(Stored dataset items)
## start

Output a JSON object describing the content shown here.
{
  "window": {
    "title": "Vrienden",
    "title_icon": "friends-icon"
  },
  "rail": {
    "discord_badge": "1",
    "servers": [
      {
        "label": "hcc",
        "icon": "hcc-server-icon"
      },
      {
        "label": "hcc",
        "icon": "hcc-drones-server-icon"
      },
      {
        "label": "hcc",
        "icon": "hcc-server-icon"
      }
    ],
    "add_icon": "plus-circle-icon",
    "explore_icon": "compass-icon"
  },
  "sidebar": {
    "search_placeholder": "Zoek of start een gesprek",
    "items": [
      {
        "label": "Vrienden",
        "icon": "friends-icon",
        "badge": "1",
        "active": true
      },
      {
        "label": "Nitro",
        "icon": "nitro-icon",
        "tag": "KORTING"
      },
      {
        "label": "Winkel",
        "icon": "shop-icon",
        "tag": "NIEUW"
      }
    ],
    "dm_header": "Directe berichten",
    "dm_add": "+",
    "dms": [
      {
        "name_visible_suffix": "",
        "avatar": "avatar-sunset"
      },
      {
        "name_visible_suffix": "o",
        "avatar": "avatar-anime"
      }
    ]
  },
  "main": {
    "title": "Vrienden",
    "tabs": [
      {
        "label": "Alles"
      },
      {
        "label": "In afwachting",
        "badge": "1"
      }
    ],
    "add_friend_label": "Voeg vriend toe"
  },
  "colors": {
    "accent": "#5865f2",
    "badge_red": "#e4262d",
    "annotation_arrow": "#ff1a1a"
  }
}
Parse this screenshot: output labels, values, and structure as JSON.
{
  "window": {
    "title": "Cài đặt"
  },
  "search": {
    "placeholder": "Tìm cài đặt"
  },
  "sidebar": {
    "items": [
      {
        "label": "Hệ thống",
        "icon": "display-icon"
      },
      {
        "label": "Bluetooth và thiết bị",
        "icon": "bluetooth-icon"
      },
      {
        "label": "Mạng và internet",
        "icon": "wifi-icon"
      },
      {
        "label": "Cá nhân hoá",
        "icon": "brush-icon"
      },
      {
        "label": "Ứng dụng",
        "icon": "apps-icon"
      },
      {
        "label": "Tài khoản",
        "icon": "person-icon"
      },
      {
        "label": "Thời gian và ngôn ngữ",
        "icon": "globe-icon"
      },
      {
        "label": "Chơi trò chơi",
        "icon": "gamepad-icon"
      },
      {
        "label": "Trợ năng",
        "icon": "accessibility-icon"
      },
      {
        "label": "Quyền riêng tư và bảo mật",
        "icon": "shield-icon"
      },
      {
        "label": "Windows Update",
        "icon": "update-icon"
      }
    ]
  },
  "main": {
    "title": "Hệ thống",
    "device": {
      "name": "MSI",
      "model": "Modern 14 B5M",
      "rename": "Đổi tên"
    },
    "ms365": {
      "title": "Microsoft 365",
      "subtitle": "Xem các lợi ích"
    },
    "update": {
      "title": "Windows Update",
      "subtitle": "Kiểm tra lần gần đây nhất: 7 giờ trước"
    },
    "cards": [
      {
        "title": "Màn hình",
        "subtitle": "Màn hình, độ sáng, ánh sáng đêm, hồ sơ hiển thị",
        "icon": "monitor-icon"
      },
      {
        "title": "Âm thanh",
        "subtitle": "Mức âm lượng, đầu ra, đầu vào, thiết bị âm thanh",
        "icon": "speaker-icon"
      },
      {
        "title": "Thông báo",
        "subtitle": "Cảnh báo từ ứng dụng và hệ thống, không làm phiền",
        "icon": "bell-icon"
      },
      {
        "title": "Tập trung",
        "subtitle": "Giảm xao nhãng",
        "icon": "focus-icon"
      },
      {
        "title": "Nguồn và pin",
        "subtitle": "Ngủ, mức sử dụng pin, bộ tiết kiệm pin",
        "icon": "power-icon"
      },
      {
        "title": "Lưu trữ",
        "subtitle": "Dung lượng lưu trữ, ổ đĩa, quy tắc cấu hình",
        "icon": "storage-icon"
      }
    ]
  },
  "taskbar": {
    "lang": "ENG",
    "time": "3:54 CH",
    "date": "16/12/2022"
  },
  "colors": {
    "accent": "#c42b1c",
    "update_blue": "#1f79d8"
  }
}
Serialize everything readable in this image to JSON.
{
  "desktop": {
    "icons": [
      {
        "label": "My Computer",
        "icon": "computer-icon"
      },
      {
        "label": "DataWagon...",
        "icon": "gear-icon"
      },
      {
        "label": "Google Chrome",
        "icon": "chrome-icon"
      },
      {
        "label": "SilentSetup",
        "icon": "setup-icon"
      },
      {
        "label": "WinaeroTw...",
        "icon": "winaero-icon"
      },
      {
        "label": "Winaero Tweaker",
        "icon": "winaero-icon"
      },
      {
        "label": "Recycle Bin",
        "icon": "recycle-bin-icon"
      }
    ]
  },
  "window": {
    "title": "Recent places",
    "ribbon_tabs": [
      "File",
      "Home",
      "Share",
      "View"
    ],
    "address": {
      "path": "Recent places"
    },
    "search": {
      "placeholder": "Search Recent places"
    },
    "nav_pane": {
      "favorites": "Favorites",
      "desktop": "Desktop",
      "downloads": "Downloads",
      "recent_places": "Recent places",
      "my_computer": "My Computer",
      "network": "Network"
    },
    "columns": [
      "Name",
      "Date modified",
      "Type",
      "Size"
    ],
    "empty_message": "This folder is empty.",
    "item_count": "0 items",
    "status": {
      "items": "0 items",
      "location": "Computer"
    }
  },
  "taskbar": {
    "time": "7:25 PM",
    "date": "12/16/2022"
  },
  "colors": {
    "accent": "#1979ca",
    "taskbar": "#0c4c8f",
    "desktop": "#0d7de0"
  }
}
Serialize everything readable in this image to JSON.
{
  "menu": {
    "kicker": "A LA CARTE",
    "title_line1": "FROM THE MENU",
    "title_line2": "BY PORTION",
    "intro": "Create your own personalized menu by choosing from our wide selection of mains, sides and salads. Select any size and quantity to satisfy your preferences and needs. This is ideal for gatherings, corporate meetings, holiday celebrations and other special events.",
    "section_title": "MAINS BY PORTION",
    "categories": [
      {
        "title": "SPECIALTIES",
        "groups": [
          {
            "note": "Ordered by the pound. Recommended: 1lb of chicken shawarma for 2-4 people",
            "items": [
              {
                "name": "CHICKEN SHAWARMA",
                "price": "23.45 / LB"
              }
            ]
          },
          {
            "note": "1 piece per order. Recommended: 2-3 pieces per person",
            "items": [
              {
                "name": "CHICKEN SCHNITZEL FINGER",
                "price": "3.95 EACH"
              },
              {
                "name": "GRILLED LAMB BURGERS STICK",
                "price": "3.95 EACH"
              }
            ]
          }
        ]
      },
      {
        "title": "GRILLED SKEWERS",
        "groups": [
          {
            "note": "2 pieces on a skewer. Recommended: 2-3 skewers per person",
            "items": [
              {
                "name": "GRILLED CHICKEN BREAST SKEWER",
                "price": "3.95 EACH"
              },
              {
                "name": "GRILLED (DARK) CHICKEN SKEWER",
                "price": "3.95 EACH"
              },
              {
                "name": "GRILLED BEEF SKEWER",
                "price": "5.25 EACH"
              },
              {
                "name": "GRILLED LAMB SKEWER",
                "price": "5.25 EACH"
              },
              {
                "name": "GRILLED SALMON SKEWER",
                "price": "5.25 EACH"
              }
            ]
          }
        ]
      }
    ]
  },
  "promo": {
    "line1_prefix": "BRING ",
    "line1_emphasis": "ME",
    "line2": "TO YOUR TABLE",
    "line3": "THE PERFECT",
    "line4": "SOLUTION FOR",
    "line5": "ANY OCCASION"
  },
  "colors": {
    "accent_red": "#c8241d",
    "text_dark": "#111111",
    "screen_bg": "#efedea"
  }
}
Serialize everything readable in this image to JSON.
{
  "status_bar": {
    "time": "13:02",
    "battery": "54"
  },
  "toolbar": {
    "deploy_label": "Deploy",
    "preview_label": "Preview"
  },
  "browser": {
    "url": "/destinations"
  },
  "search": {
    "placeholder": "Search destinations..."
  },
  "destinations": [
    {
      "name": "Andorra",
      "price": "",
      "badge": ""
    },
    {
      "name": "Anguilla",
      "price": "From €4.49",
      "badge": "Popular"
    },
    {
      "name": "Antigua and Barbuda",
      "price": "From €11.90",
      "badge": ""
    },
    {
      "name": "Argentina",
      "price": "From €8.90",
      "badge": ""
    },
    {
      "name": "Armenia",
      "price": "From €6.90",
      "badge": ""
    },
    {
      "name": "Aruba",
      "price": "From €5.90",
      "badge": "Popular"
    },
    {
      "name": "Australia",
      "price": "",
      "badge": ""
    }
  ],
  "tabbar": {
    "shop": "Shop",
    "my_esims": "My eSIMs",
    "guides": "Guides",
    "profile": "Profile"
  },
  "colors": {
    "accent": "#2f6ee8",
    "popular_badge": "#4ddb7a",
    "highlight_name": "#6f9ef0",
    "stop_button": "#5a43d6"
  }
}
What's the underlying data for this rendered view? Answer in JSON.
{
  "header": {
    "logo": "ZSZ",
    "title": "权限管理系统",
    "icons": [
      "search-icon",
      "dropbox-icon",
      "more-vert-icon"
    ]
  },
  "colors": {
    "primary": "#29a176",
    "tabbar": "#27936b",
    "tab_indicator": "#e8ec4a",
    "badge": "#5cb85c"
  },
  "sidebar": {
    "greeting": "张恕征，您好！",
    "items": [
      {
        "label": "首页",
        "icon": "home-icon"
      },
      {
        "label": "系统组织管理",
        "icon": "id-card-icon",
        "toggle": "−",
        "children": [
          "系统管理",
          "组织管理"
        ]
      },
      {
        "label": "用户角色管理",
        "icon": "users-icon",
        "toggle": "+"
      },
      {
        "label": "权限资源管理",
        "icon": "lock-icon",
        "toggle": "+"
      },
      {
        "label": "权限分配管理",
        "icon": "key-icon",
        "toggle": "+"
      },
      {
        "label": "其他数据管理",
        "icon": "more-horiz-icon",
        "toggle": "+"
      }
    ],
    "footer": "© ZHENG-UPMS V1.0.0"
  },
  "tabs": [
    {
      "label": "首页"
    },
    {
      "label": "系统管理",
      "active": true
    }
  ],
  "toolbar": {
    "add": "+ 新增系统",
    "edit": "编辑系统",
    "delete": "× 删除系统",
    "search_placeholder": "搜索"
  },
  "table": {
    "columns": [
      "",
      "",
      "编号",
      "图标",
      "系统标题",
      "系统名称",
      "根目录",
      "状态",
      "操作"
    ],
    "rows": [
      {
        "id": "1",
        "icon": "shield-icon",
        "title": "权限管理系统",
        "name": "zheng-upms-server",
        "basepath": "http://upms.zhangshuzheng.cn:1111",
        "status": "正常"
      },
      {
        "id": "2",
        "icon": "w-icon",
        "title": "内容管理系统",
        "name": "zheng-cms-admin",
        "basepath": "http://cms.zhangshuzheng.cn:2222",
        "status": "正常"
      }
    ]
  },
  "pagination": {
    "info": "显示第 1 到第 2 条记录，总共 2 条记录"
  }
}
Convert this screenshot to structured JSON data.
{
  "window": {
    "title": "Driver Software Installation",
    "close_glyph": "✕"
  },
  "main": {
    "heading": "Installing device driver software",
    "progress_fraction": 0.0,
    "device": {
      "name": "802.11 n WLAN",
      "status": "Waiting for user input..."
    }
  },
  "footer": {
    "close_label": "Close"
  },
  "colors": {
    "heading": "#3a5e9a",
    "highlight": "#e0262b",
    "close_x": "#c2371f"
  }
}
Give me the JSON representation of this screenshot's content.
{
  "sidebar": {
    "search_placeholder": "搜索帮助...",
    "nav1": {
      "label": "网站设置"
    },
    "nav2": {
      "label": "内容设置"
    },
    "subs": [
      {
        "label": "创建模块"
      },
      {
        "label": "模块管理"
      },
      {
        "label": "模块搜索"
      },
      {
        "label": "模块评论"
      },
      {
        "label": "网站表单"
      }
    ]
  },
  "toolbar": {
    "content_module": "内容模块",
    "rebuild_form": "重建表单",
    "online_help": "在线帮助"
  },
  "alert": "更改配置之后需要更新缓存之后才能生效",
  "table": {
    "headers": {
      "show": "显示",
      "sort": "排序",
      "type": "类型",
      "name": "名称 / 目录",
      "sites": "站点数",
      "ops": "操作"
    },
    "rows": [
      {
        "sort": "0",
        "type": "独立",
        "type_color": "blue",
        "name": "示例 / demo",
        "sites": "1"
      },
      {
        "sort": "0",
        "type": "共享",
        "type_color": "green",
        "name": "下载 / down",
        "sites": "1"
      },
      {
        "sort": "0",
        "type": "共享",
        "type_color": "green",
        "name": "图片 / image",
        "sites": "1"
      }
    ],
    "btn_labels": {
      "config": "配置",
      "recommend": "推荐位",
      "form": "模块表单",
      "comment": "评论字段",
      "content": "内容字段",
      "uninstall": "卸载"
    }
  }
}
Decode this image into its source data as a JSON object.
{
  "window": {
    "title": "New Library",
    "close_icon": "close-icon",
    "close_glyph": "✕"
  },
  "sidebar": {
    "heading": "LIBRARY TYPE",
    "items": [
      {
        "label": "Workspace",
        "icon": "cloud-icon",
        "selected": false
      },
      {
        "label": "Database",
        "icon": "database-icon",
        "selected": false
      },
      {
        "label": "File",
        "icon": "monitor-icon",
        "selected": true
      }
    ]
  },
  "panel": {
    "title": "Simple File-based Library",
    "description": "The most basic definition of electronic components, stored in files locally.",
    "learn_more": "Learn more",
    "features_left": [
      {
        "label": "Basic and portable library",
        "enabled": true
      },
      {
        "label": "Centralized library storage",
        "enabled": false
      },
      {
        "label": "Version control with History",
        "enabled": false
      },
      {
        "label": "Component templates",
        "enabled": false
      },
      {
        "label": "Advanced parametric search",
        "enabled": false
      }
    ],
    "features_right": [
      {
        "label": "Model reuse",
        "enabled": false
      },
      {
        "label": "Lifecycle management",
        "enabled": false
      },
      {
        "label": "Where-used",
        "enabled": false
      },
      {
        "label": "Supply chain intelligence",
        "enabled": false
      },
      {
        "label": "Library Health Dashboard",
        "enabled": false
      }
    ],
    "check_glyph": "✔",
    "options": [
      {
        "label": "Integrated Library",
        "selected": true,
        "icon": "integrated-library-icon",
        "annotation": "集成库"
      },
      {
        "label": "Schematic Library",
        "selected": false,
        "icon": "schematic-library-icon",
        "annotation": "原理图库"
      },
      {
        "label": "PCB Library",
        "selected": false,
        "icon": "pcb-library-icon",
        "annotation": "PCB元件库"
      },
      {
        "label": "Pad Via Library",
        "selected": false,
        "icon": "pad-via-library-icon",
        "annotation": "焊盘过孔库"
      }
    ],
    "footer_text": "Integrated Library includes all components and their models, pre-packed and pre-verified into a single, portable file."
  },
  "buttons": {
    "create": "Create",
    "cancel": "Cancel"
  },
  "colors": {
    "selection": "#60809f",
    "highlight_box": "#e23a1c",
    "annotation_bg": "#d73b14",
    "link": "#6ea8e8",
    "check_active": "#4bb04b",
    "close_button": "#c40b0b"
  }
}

## end

The task.
From the entries above, copy out every line where the string "thanh" appears.

Response below.
        "title": "Âm thanh",
        "subtitle": "Mức âm lượng, đầu ra, đầu vào, thiết bị âm thanh",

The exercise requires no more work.